_What you have to do_:
Find the lines that hold the word "text" and return them.

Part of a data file
◇ ◇ ◇ ◇
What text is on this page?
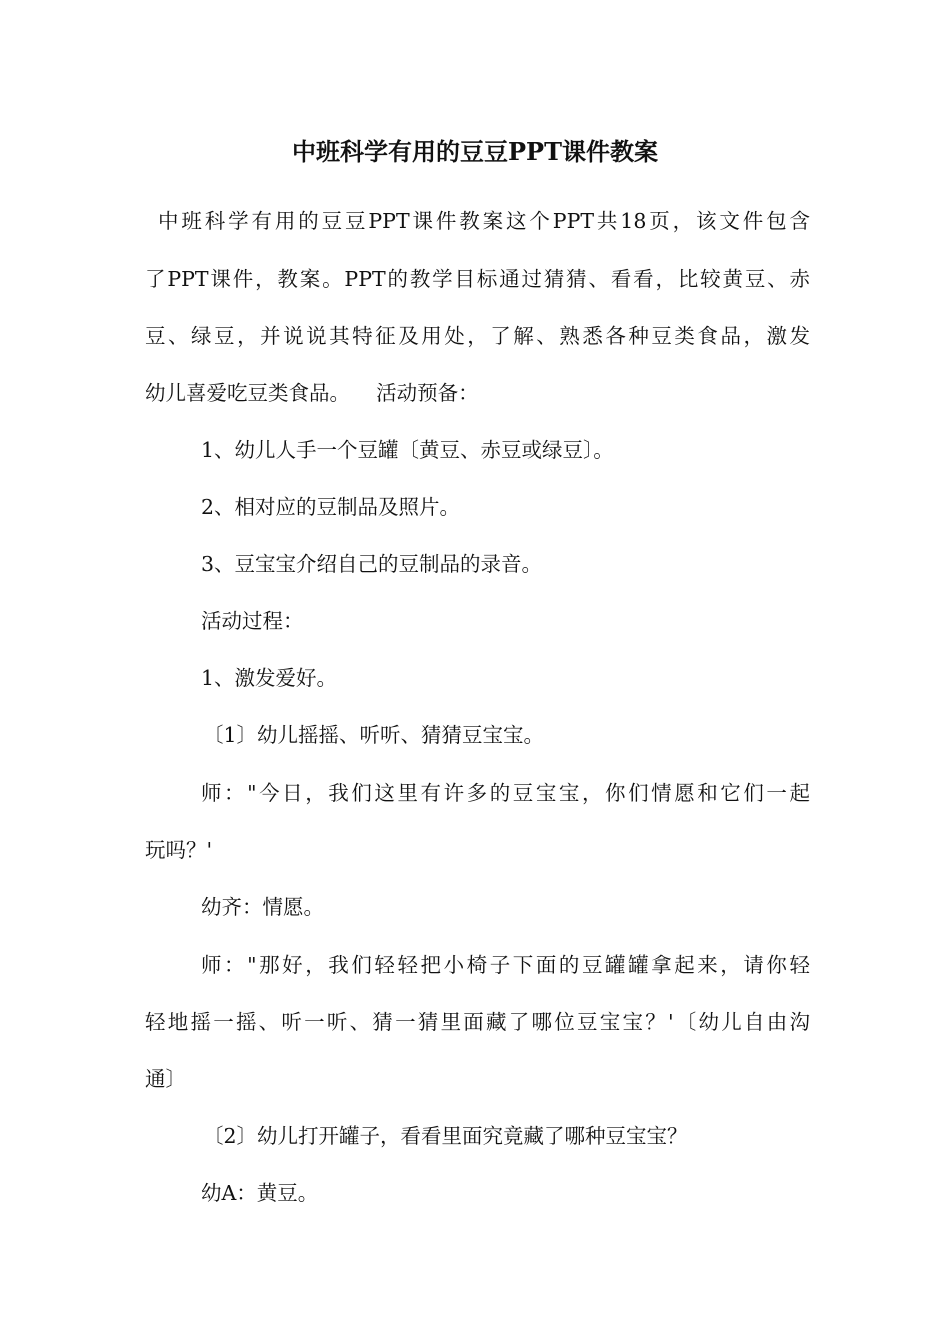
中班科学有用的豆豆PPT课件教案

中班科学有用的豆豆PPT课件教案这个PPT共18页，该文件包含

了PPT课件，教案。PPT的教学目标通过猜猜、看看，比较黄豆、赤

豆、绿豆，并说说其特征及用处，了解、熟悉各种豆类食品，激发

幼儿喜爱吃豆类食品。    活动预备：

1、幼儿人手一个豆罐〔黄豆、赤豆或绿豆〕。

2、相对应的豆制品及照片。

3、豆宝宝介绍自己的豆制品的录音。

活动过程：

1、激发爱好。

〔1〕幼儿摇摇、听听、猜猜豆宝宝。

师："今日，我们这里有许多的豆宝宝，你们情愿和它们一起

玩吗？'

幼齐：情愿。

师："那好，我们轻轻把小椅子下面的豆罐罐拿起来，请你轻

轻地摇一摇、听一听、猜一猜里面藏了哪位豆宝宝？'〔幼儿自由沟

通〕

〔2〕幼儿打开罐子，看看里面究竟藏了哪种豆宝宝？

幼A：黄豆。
◇ ◇ ◇ ◇
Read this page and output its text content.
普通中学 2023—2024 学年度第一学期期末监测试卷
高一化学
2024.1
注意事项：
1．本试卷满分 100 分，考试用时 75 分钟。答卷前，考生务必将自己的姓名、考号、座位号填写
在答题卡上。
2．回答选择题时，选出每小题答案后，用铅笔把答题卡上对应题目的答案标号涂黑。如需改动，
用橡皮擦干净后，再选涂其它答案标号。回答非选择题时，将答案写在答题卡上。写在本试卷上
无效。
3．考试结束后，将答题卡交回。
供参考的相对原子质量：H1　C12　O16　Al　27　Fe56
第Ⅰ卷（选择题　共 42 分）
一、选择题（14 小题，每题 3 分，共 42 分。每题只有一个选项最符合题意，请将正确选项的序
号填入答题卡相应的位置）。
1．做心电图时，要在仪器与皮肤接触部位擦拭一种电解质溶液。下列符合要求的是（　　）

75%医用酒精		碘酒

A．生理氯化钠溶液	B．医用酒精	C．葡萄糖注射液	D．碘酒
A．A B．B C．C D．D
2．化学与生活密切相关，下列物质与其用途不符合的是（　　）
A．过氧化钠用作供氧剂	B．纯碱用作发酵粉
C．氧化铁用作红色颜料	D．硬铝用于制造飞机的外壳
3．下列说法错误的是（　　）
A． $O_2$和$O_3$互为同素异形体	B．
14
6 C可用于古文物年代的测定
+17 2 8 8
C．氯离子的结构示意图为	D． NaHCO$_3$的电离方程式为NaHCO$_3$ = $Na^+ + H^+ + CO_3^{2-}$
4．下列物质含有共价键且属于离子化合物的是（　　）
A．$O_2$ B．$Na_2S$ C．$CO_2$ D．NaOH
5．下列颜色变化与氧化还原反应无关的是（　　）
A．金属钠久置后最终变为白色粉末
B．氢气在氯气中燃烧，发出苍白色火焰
◇ ◇ ◇ ◇
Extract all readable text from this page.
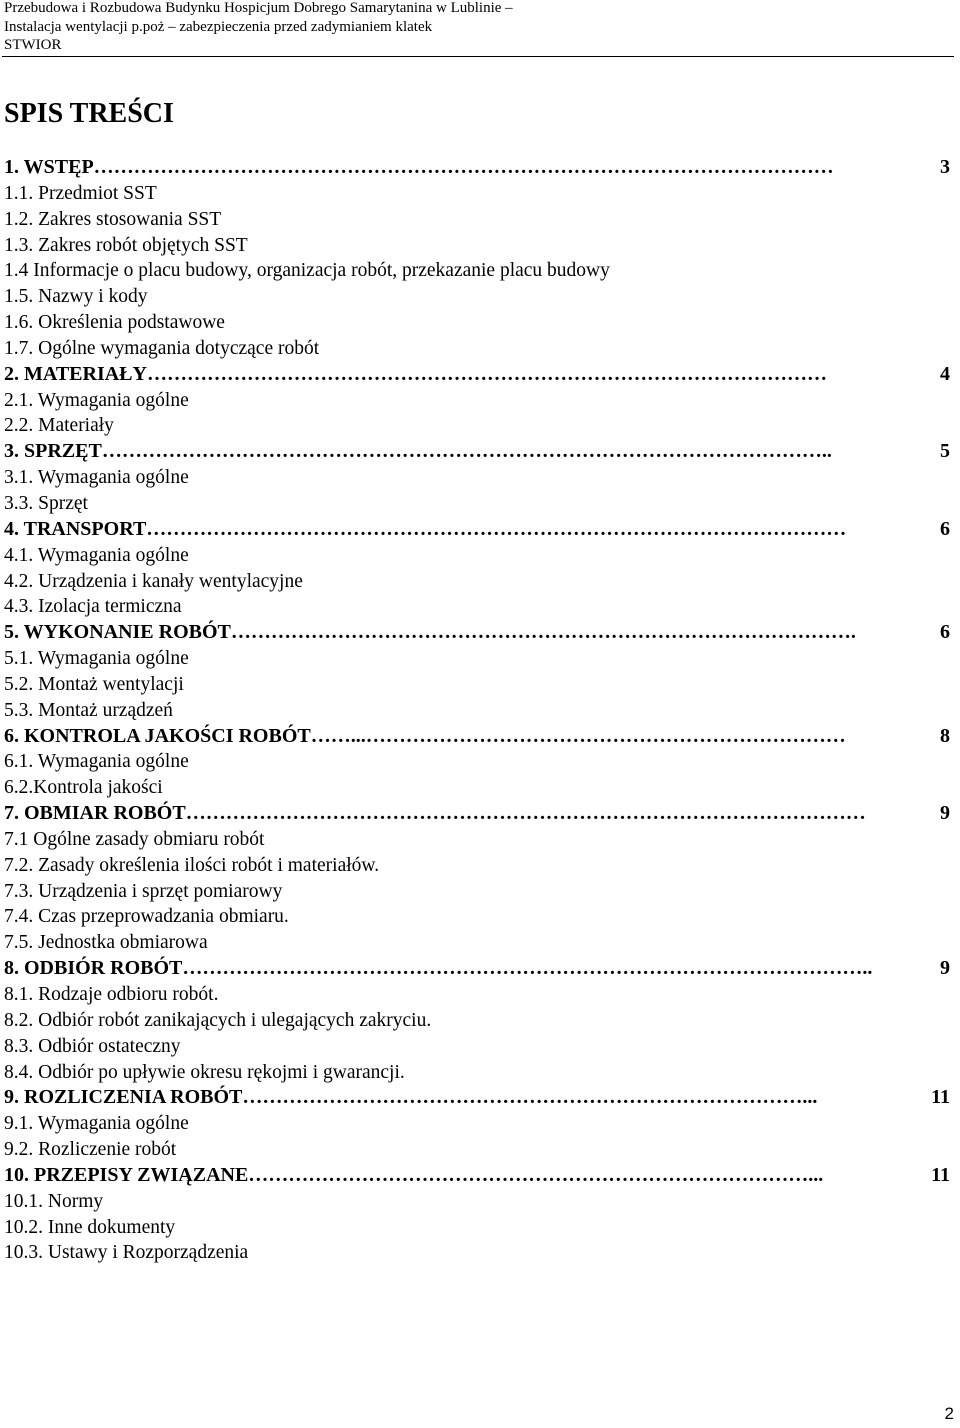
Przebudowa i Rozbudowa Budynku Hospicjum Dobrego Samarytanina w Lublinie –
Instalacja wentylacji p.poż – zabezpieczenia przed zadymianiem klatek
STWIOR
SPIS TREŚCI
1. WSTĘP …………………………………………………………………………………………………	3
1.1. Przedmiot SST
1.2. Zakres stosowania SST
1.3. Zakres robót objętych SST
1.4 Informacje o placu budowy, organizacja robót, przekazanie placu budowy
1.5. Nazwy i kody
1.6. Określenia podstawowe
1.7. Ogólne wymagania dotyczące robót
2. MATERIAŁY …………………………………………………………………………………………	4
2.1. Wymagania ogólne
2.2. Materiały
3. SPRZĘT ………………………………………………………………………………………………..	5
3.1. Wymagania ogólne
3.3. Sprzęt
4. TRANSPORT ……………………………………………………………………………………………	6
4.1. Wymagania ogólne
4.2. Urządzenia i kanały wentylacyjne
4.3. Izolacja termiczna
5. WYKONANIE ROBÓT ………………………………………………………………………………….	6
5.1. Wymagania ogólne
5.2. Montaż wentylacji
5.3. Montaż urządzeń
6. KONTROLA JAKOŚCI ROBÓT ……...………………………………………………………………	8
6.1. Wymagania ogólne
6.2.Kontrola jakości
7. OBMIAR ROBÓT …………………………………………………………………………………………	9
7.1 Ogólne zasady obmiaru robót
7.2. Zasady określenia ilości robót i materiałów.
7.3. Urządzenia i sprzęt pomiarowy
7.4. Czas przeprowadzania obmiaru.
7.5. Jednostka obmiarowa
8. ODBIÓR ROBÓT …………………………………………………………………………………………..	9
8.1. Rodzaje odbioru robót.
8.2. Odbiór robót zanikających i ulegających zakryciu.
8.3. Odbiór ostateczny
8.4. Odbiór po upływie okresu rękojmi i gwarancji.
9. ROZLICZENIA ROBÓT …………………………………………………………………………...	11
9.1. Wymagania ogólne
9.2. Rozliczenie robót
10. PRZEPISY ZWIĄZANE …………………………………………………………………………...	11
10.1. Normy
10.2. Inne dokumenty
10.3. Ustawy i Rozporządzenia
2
◇ ◇ ◇ ◇
_Problem solution_:
What text is on this page?
Read this page and output its text content.
Extract all readable text from this page.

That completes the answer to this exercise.